+++ Input for this task +++
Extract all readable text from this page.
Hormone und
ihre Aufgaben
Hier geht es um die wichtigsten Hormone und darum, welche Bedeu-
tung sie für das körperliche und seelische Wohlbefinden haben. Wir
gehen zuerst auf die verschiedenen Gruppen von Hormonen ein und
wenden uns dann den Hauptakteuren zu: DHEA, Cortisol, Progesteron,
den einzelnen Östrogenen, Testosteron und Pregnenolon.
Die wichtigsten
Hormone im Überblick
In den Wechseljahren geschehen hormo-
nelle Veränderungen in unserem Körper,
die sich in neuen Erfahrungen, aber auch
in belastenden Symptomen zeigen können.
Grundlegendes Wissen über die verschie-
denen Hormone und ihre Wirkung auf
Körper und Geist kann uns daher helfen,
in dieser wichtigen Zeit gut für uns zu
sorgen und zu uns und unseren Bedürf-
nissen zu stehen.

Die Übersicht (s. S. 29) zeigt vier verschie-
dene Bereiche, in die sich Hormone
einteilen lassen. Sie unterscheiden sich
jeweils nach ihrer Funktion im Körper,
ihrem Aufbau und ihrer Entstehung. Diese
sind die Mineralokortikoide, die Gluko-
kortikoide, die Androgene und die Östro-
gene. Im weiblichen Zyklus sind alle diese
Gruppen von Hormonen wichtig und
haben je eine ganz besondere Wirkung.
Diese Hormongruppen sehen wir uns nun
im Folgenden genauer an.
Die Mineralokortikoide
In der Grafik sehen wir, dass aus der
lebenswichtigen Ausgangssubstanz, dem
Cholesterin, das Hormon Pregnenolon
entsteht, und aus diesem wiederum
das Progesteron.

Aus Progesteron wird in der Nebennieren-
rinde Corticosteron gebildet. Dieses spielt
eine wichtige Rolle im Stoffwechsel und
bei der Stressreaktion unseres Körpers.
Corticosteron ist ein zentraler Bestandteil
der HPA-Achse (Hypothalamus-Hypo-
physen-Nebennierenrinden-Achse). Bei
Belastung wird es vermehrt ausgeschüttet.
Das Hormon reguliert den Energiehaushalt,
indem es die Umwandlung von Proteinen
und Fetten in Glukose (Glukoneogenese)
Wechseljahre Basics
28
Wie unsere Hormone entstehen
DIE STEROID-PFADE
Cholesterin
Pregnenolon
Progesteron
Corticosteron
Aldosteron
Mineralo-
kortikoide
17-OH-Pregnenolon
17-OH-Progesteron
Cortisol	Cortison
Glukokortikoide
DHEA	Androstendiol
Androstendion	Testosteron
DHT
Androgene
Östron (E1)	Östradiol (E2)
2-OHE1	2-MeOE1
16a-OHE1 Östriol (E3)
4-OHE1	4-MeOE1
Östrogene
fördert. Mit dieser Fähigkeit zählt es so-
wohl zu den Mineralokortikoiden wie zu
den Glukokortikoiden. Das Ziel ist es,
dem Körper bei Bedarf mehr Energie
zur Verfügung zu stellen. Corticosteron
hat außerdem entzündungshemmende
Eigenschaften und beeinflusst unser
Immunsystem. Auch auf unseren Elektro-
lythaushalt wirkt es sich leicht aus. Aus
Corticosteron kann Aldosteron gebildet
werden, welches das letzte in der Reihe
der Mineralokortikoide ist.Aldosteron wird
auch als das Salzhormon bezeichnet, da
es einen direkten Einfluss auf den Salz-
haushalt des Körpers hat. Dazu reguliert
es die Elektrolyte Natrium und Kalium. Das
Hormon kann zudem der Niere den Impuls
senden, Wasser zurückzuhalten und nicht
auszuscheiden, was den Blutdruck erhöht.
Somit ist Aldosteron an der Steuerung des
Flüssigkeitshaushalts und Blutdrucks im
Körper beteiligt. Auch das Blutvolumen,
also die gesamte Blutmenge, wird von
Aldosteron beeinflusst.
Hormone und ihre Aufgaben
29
+++
What to produce: From the records above, extract each line exactly as shown.

Final answer:
Extract all readable text from this page.
Hormone und
ihre Aufgaben
Hier geht es um die wichtigsten Hormone und darum, welche Bedeu-
tung sie für das körperliche und seelische Wohlbefinden haben. Wir
gehen zuerst auf die verschiedenen Gruppen von Hormonen ein und
wenden uns dann den Hauptakteuren zu: DHEA, Cortisol, Progesteron,
den einzelnen Östrogenen, Testosteron und Pregnenolon.
Die wichtigsten
Hormone im Überblick
In den Wechseljahren geschehen hormo-
nelle Veränderungen in unserem Körper,
die sich in neuen Erfahrungen, aber auch
in belastenden Symptomen zeigen können.
Grundlegendes Wissen über die verschie-
denen Hormone und ihre Wirkung auf
Körper und Geist kann uns daher helfen,
in dieser wichtigen Zeit gut für uns zu
sorgen und zu uns und unseren Bedürf-
nissen zu stehen.

Die Übersicht (s. S. 29) zeigt vier verschie-
dene Bereiche, in die sich Hormone
einteilen lassen. Sie unterscheiden sich
jeweils nach ihrer Funktion im Körper,
ihrem Aufbau und ihrer Entstehung. Diese
sind die Mineralokortikoide, die Gluko-
kortikoide, die Androgene und die Östro-
gene. Im weiblichen Zyklus sind alle diese
Gruppen von Hormonen wichtig und
haben je eine ganz besondere Wirkung.
Diese Hormongruppen sehen wir uns nun
im Folgenden genauer an.
Die Mineralokortikoide
In der Grafik sehen wir, dass aus der
lebenswichtigen Ausgangssubstanz, dem
Cholesterin, das Hormon Pregnenolon
entsteht, und aus diesem wiederum
das Progesteron.

Aus Progesteron wird in der Nebennieren-
rinde Corticosteron gebildet. Dieses spielt
eine wichtige Rolle im Stoffwechsel und
bei der Stressreaktion unseres Körpers.
Corticosteron ist ein zentraler Bestandteil
der HPA-Achse (Hypothalamus-Hypo-
physen-Nebennierenrinden-Achse). Bei
Belastung wird es vermehrt ausgeschüttet.
Das Hormon reguliert den Energiehaushalt,
indem es die Umwandlung von Proteinen
und Fetten in Glukose (Glukoneogenese)
Wechseljahre Basics
28
Wie unsere Hormone entstehen
DIE STEROID-PFADE
Cholesterin
Pregnenolon
Progesteron
Corticosteron
Aldosteron
Mineralo-
kortikoide
17-OH-Pregnenolon
17-OH-Progesteron
Cortisol	Cortison
Glukokortikoide
DHEA	Androstendiol
Androstendion	Testosteron
DHT
Androgene
Östron (E1)	Östradiol (E2)
2-OHE1	2-MeOE1
16a-OHE1 Östriol (E3)
4-OHE1	4-MeOE1
Östrogene
fördert. Mit dieser Fähigkeit zählt es so-
wohl zu den Mineralokortikoiden wie zu
den Glukokortikoiden. Das Ziel ist es,
dem Körper bei Bedarf mehr Energie
zur Verfügung zu stellen. Corticosteron
hat außerdem entzündungshemmende
Eigenschaften und beeinflusst unser
Immunsystem. Auch auf unseren Elektro-
lythaushalt wirkt es sich leicht aus. Aus
Corticosteron kann Aldosteron gebildet
werden, welches das letzte in der Reihe
der Mineralokortikoide ist.Aldosteron wird
auch als das Salzhormon bezeichnet, da
es einen direkten Einfluss auf den Salz-
haushalt des Körpers hat. Dazu reguliert
es die Elektrolyte Natrium und Kalium. Das
Hormon kann zudem der Niere den Impuls
senden, Wasser zurückzuhalten und nicht
auszuscheiden, was den Blutdruck erhöht.
Somit ist Aldosteron an der Steuerung des
Flüssigkeitshaushalts und Blutdrucks im
Körper beteiligt. Auch das Blutvolumen,
also die gesamte Blutmenge, wird von
Aldosteron beeinflusst.
Hormone und ihre Aufgaben
29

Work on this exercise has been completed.